(Stored data)
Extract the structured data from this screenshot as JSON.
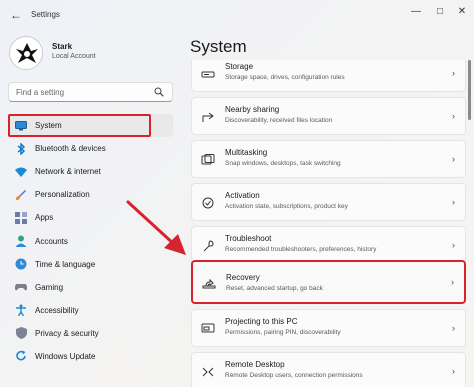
{
  "window": {
    "title": "Settings"
  },
  "account": {
    "name": "Stark",
    "type": "Local Account"
  },
  "search": {
    "placeholder": "Find a setting"
  },
  "sidebar": {
    "items": [
      {
        "label": "System",
        "icon": "monitor-icon",
        "selected": true
      },
      {
        "label": "Bluetooth & devices",
        "icon": "bluetooth-icon"
      },
      {
        "label": "Network & internet",
        "icon": "wifi-icon"
      },
      {
        "label": "Personalization",
        "icon": "brush-icon"
      },
      {
        "label": "Apps",
        "icon": "apps-icon"
      },
      {
        "label": "Accounts",
        "icon": "person-icon"
      },
      {
        "label": "Time & language",
        "icon": "globe-clock-icon"
      },
      {
        "label": "Gaming",
        "icon": "gamepad-icon"
      },
      {
        "label": "Accessibility",
        "icon": "accessibility-icon"
      },
      {
        "label": "Privacy & security",
        "icon": "shield-icon"
      },
      {
        "label": "Windows Update",
        "icon": "update-icon"
      }
    ]
  },
  "main": {
    "title": "System",
    "rows": [
      {
        "title": "Storage",
        "desc": "Storage space, drives, configuration rules",
        "icon": "storage-icon"
      },
      {
        "title": "Nearby sharing",
        "desc": "Discoverability, received files location",
        "icon": "share-icon"
      },
      {
        "title": "Multitasking",
        "desc": "Snap windows, desktops, task switching",
        "icon": "multitask-icon"
      },
      {
        "title": "Activation",
        "desc": "Activation state, subscriptions, product key",
        "icon": "check-circle-icon"
      },
      {
        "title": "Troubleshoot",
        "desc": "Recommended troubleshooters, preferences, history",
        "icon": "wrench-icon"
      },
      {
        "title": "Recovery",
        "desc": "Reset, advanced startup, go back",
        "icon": "recovery-icon",
        "highlighted": true
      },
      {
        "title": "Projecting to this PC",
        "desc": "Permissions, pairing PIN, discoverability",
        "icon": "project-icon"
      },
      {
        "title": "Remote Desktop",
        "desc": "Remote Desktop users, connection permissions",
        "icon": "remote-desktop-icon"
      }
    ]
  },
  "colors": {
    "accent": "#0063b1",
    "annotation": "#d7232e"
  }
}
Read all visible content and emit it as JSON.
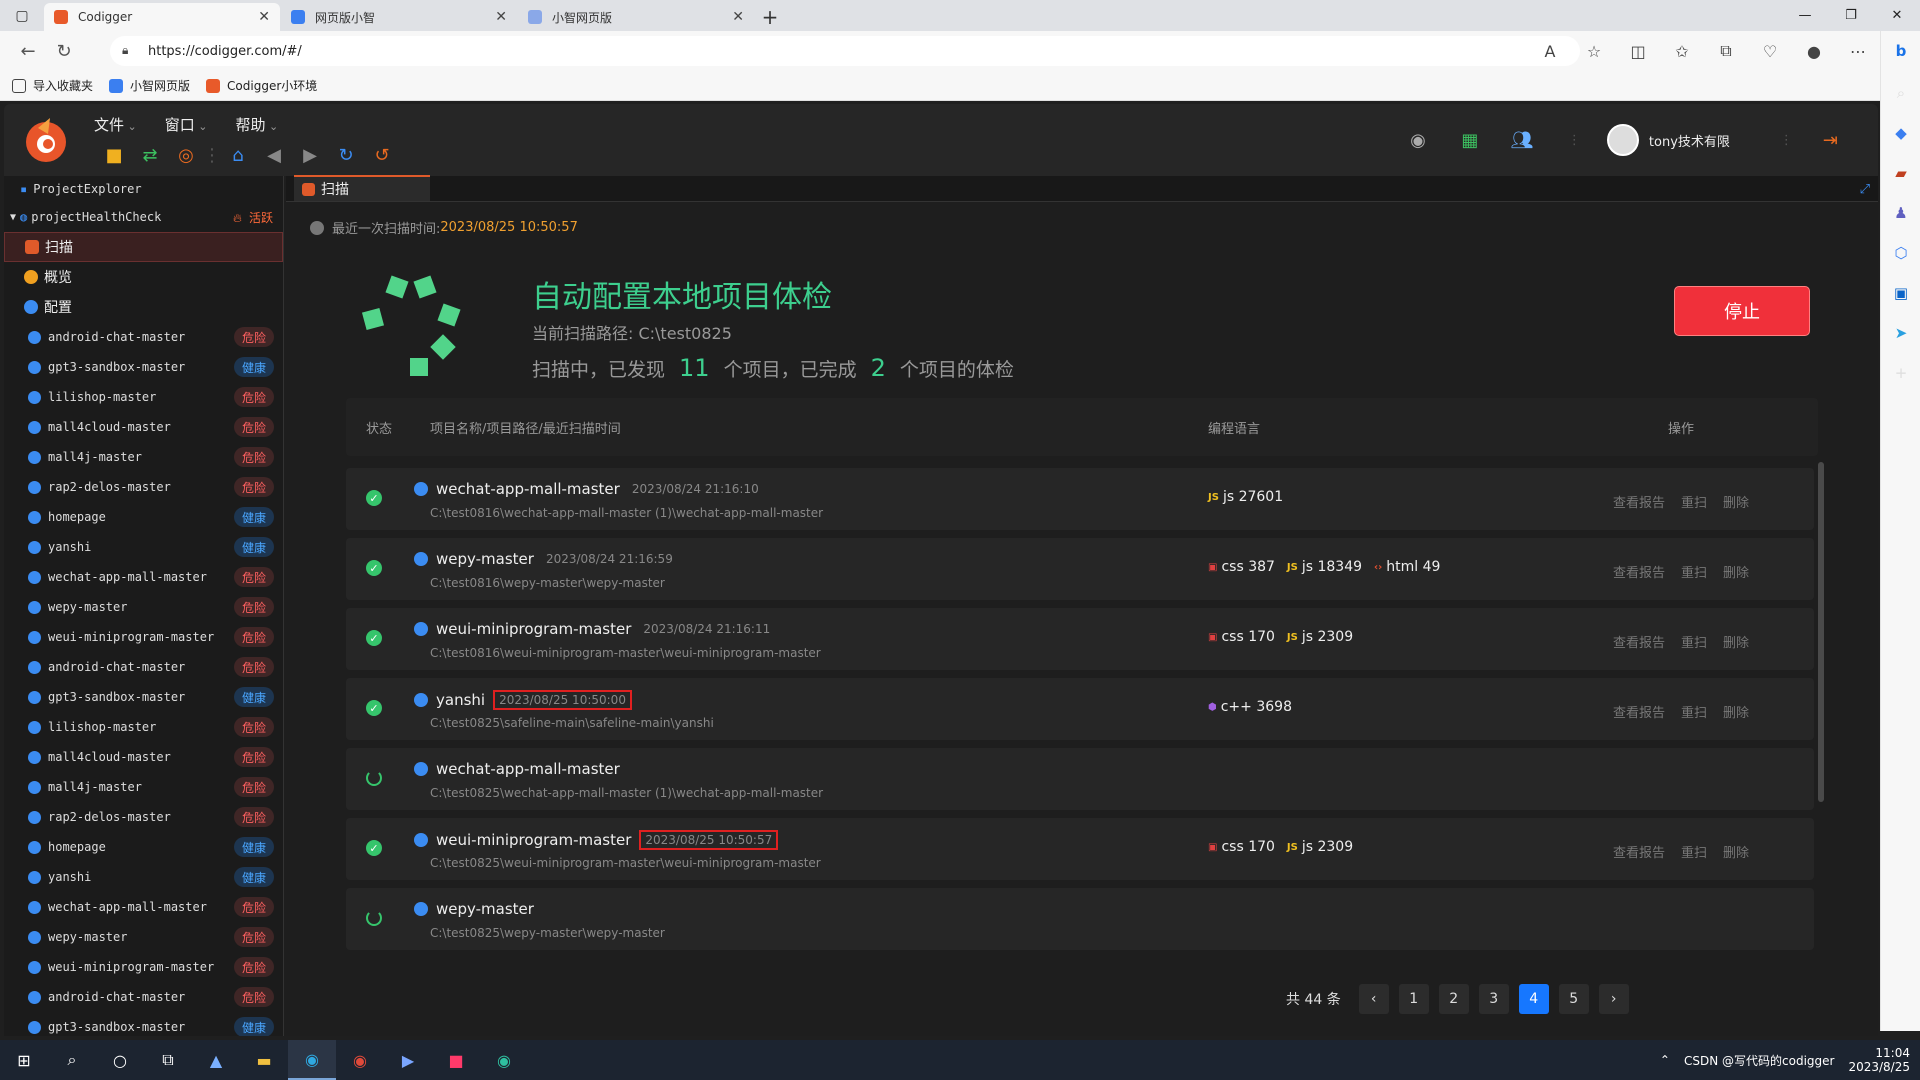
{
  "browser": {
    "tabs": [
      {
        "title": "Codigger",
        "active": true
      },
      {
        "title": "网页版小智",
        "active": false
      },
      {
        "title": "小智网页版",
        "active": false
      }
    ],
    "url": "https://codigger.com/#/",
    "bookmarks": [
      "导入收藏夹",
      "小智网页版",
      "Codigger小环境"
    ]
  },
  "app": {
    "menus": [
      "文件",
      "窗口",
      "帮助"
    ],
    "user": "tony技术有限",
    "sidebar": {
      "title": "ProjectExplorer",
      "root": "projectHealthCheck",
      "root_badge": "活跃",
      "items": [
        "扫描",
        "概览",
        "配置"
      ],
      "projects": [
        {
          "name": "android-chat-master",
          "status": "危险",
          "type": "danger"
        },
        {
          "name": "gpt3-sandbox-master",
          "status": "健康",
          "type": "ok"
        },
        {
          "name": "lilishop-master",
          "status": "危险",
          "type": "danger"
        },
        {
          "name": "mall4cloud-master",
          "status": "危险",
          "type": "danger"
        },
        {
          "name": "mall4j-master",
          "status": "危险",
          "type": "danger"
        },
        {
          "name": "rap2-delos-master",
          "status": "危险",
          "type": "danger"
        },
        {
          "name": "homepage",
          "status": "健康",
          "type": "ok"
        },
        {
          "name": "yanshi",
          "status": "健康",
          "type": "ok"
        },
        {
          "name": "wechat-app-mall-master",
          "status": "危险",
          "type": "danger"
        },
        {
          "name": "wepy-master",
          "status": "危险",
          "type": "danger"
        },
        {
          "name": "weui-miniprogram-master",
          "status": "危险",
          "type": "danger"
        },
        {
          "name": "android-chat-master",
          "status": "危险",
          "type": "danger"
        },
        {
          "name": "gpt3-sandbox-master",
          "status": "健康",
          "type": "ok"
        },
        {
          "name": "lilishop-master",
          "status": "危险",
          "type": "danger"
        },
        {
          "name": "mall4cloud-master",
          "status": "危险",
          "type": "danger"
        },
        {
          "name": "mall4j-master",
          "status": "危险",
          "type": "danger"
        },
        {
          "name": "rap2-delos-master",
          "status": "危险",
          "type": "danger"
        },
        {
          "name": "homepage",
          "status": "健康",
          "type": "ok"
        },
        {
          "name": "yanshi",
          "status": "健康",
          "type": "ok"
        },
        {
          "name": "wechat-app-mall-master",
          "status": "危险",
          "type": "danger"
        },
        {
          "name": "wepy-master",
          "status": "危险",
          "type": "danger"
        },
        {
          "name": "weui-miniprogram-master",
          "status": "危险",
          "type": "danger"
        },
        {
          "name": "android-chat-master",
          "status": "危险",
          "type": "danger"
        },
        {
          "name": "gpt3-sandbox-master",
          "status": "健康",
          "type": "ok"
        }
      ]
    },
    "main": {
      "tab": "扫描",
      "last_scan_label": "最近一次扫描时间:",
      "last_scan_time": "2023/08/25 10:50:57",
      "title": "自动配置本地项目体检",
      "scan_path": "当前扫描路径: C:\\test0825",
      "progress_prefix": "扫描中，已发现",
      "found": "11",
      "progress_mid": "个项目，已完成",
      "done": "2",
      "progress_suffix": "个项目的体检",
      "stop_label": "停止",
      "columns": [
        "状态",
        "项目名称/项目路径/最近扫描时间",
        "编程语言",
        "操作"
      ],
      "rows": [
        {
          "status": "done",
          "name": "wechat-app-mall-master",
          "time": "2023/08/24 21:16:10",
          "highlight": false,
          "path": "C:\\test0816\\wechat-app-mall-master (1)\\wechat-app-mall-master",
          "langs": [
            {
              "icon": "JS",
              "color": "#f0c020",
              "label": "js 27601"
            }
          ],
          "ops": [
            "查看报告",
            "重扫",
            "删除"
          ]
        },
        {
          "status": "done",
          "name": "wepy-master",
          "time": "2023/08/24 21:16:59",
          "highlight": false,
          "path": "C:\\test0816\\wepy-master\\wepy-master",
          "langs": [
            {
              "icon": "▣",
              "color": "#e04040",
              "label": "css 387"
            },
            {
              "icon": "JS",
              "color": "#f0c020",
              "label": "js 18349"
            },
            {
              "icon": "‹›",
              "color": "#e05030",
              "label": "html 49"
            }
          ],
          "ops": [
            "查看报告",
            "重扫",
            "删除"
          ]
        },
        {
          "status": "done",
          "name": "weui-miniprogram-master",
          "time": "2023/08/24 21:16:11",
          "highlight": false,
          "path": "C:\\test0816\\weui-miniprogram-master\\weui-miniprogram-master",
          "langs": [
            {
              "icon": "▣",
              "color": "#e04040",
              "label": "css 170"
            },
            {
              "icon": "JS",
              "color": "#f0c020",
              "label": "js 2309"
            }
          ],
          "ops": [
            "查看报告",
            "重扫",
            "删除"
          ]
        },
        {
          "status": "done",
          "name": "yanshi",
          "time": "2023/08/25 10:50:00",
          "highlight": true,
          "path": "C:\\test0825\\safeline-main\\safeline-main\\yanshi",
          "langs": [
            {
              "icon": "⬢",
              "color": "#a060e0",
              "label": "c++ 3698"
            }
          ],
          "ops": [
            "查看报告",
            "重扫",
            "删除"
          ]
        },
        {
          "status": "scanning",
          "name": "wechat-app-mall-master",
          "time": "",
          "highlight": false,
          "path": "C:\\test0825\\wechat-app-mall-master (1)\\wechat-app-mall-master",
          "langs": [],
          "ops": []
        },
        {
          "status": "done",
          "name": "weui-miniprogram-master",
          "time": "2023/08/25 10:50:57",
          "highlight": true,
          "path": "C:\\test0825\\weui-miniprogram-master\\weui-miniprogram-master",
          "langs": [
            {
              "icon": "▣",
              "color": "#e04040",
              "label": "css 170"
            },
            {
              "icon": "JS",
              "color": "#f0c020",
              "label": "js 2309"
            }
          ],
          "ops": [
            "查看报告",
            "重扫",
            "删除"
          ]
        },
        {
          "status": "scanning",
          "name": "wepy-master",
          "time": "",
          "highlight": false,
          "path": "C:\\test0825\\wepy-master\\wepy-master",
          "langs": [],
          "ops": []
        }
      ],
      "pager": {
        "total": "共 44 条",
        "pages": [
          "1",
          "2",
          "3",
          "4",
          "5"
        ],
        "current": "4"
      }
    }
  },
  "taskbar": {
    "tray_text": "CSDN @写代码的codigger",
    "time": "11:04",
    "date": "2023/8/25"
  },
  "colors": {
    "accent": "#1677ff",
    "success": "#3dcf8e",
    "danger": "#f0303a",
    "warn": "#f0a030"
  }
}
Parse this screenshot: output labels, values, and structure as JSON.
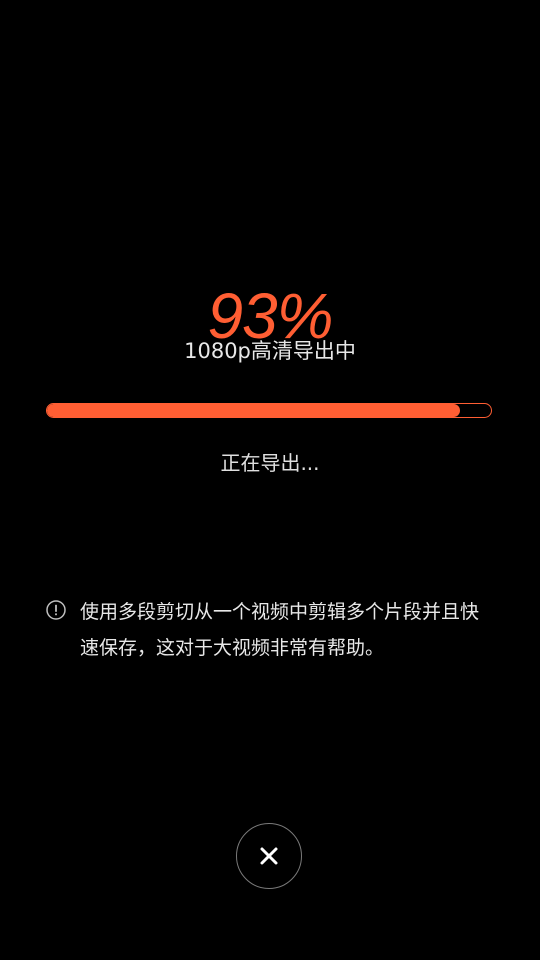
{
  "export": {
    "percent_label": "93%",
    "quality_label": "1080p高清导出中",
    "progress": 0.93,
    "status_label": "正在导出..."
  },
  "tip": {
    "icon": "info-icon",
    "text": "使用多段剪切从一个视频中剪辑多个片段并且快速保存，这对于大视频非常有帮助。"
  },
  "close": {
    "icon": "close-icon"
  },
  "colors": {
    "accent": "#ff5e33",
    "background": "#000000",
    "text": "#e8e8e8",
    "close_border": "#7a7a7a"
  }
}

To be done: Scan the records above for the string "desc", then report every line that contains it.

Completed exercise:
        "desc": "Storage space, drives, configuration rules",
        "desc": "Discoverability, received files location",
        "desc": "Snap windows, desktops, task switching",
        "desc": "Activation state, subscriptions, product key",
        "desc": "Recommended troubleshooters, preferences, history",
        "desc": "Reset, advanced startup, go back",
        "desc": "Permissions, pairing PIN, discoverability",
        "desc": "Remote Desktop users, connection permissions",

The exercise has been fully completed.